[Figure data in JSON]
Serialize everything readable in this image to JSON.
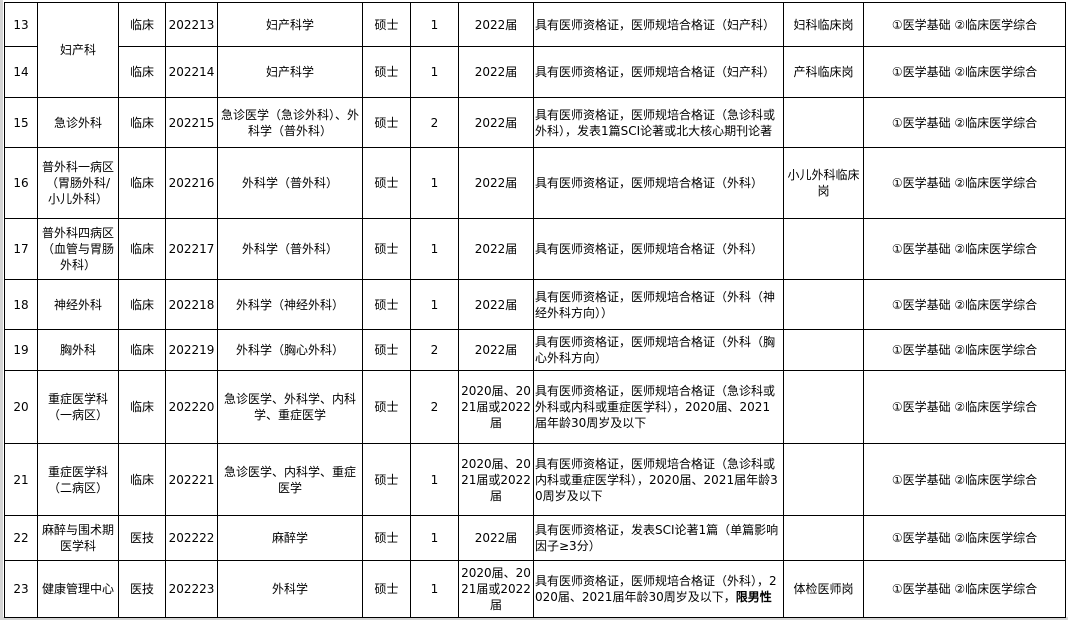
{
  "rows": [
    {
      "no": "13",
      "dept": "妇产科",
      "dept_rowspan": 2,
      "type": "临床",
      "code": "202213",
      "major": "妇产科学",
      "degree": "硕士",
      "count": "1",
      "grad": "2022届",
      "req": "具有医师资格证，医师规培合格证（妇产科）",
      "req_bold": "",
      "post": "妇科临床岗",
      "exam": "①医学基础 ②临床医学综合"
    },
    {
      "no": "14",
      "dept": null,
      "type": "临床",
      "code": "202214",
      "major": "妇产科学",
      "degree": "硕士",
      "count": "1",
      "grad": "2022届",
      "req": "具有医师资格证，医师规培合格证（妇产科）",
      "req_bold": "",
      "post": "产科临床岗",
      "exam": "①医学基础 ②临床医学综合"
    },
    {
      "no": "15",
      "dept": "急诊外科",
      "type": "临床",
      "code": "202215",
      "major": "急诊医学（急诊外科）、外科学（普外科）",
      "degree": "硕士",
      "count": "2",
      "grad": "2022届",
      "req": "具有医师资格证，医师规培合格证（急诊科或外科），发表1篇SCI论著或北大核心期刊论著",
      "req_bold": "",
      "post": "",
      "exam": "①医学基础 ②临床医学综合"
    },
    {
      "no": "16",
      "dept": "普外科一病区（胃肠外科/小儿外科）",
      "type": "临床",
      "code": "202216",
      "major": "外科学（普外科）",
      "degree": "硕士",
      "count": "1",
      "grad": "2022届",
      "req": "具有医师资格证，医师规培合格证（外科）",
      "req_bold": "",
      "post": "小儿外科临床岗",
      "exam": "①医学基础 ②临床医学综合"
    },
    {
      "no": "17",
      "dept": "普外科四病区（血管与胃肠外科）",
      "type": "临床",
      "code": "202217",
      "major": "外科学（普外科）",
      "degree": "硕士",
      "count": "1",
      "grad": "2022届",
      "req": "具有医师资格证，医师规培合格证（外科）",
      "req_bold": "",
      "post": "",
      "exam": "①医学基础 ②临床医学综合"
    },
    {
      "no": "18",
      "dept": "神经外科",
      "type": "临床",
      "code": "202218",
      "major": "外科学（神经外科）",
      "degree": "硕士",
      "count": "1",
      "grad": "2022届",
      "req": "具有医师资格证，医师规培合格证（外科（神经外科方向））",
      "req_bold": "",
      "post": "",
      "exam": "①医学基础 ②临床医学综合"
    },
    {
      "no": "19",
      "dept": "胸外科",
      "type": "临床",
      "code": "202219",
      "major": "外科学（胸心外科）",
      "degree": "硕士",
      "count": "2",
      "grad": "2022届",
      "req": "具有医师资格证，医师规培合格证（外科（胸心外科方向）",
      "req_bold": "",
      "post": "",
      "exam": "①医学基础 ②临床医学综合"
    },
    {
      "no": "20",
      "dept": "重症医学科（一病区）",
      "type": "临床",
      "code": "202220",
      "major": "急诊医学、外科学、内科学、重症医学",
      "degree": "硕士",
      "count": "2",
      "grad": "2020届、2021届或2022届",
      "req": "具有医师资格证，医师规培合格证（急诊科或外科或内科或重症医学科），2020届、2021届年龄30周岁及以下",
      "req_bold": "",
      "post": "",
      "exam": "①医学基础 ②临床医学综合"
    },
    {
      "no": "21",
      "dept": "重症医学科（二病区）",
      "type": "临床",
      "code": "202221",
      "major": "急诊医学、内科学、重症医学",
      "degree": "硕士",
      "count": "1",
      "grad": "2020届、2021届或2022届",
      "req": "具有医师资格证，医师规培合格证（急诊科或内科或重症医学科），2020届、2021届年龄30周岁及以下",
      "req_bold": "",
      "post": "",
      "exam": "①医学基础 ②临床医学综合"
    },
    {
      "no": "22",
      "dept": "麻醉与围术期医学科",
      "type": "医技",
      "code": "202222",
      "major": "麻醉学",
      "degree": "硕士",
      "count": "1",
      "grad": "2022届",
      "req": "具有医师资格证，发表SCI论著1篇（单篇影响因子≥3分）",
      "req_bold": "",
      "post": "",
      "exam": "①医学基础 ②临床医学综合"
    },
    {
      "no": "23",
      "dept": "健康管理中心",
      "type": "医技",
      "code": "202223",
      "major": "外科学",
      "degree": "硕士",
      "count": "1",
      "grad": "2020届、2021届或2022届",
      "req": "具有医师资格证，医师规培合格证（外科），2020届、2021届年龄30周岁及以下，",
      "req_bold": "限男性",
      "post": "体检医师岗",
      "exam": "①医学基础 ②临床医学综合"
    }
  ]
}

TASK PROMPT -> Lines from the records above that hold "医师规培合格证" are the ones to list.

REPLY ->
      "req": "具有医师资格证，医师规培合格证（妇产科）",
      "req": "具有医师资格证，医师规培合格证（妇产科）",
      "req": "具有医师资格证，医师规培合格证（急诊科或外科），发表1篇SCI论著或北大核心期刊论著",
      "req": "具有医师资格证，医师规培合格证（外科）",
      "req": "具有医师资格证，医师规培合格证（外科）",
      "req": "具有医师资格证，医师规培合格证（外科（神经外科方向））",
      "req": "具有医师资格证，医师规培合格证（外科（胸心外科方向）",
      "req": "具有医师资格证，医师规培合格证（急诊科或外科或内科或重症医学科），2020届、2021届年龄30周岁及以下",
      "req": "具有医师资格证，医师规培合格证（急诊科或内科或重症医学科），2020届、2021届年龄30周岁及以下",
      "req": "具有医师资格证，医师规培合格证（外科），2020届、2021届年龄30周岁及以下，",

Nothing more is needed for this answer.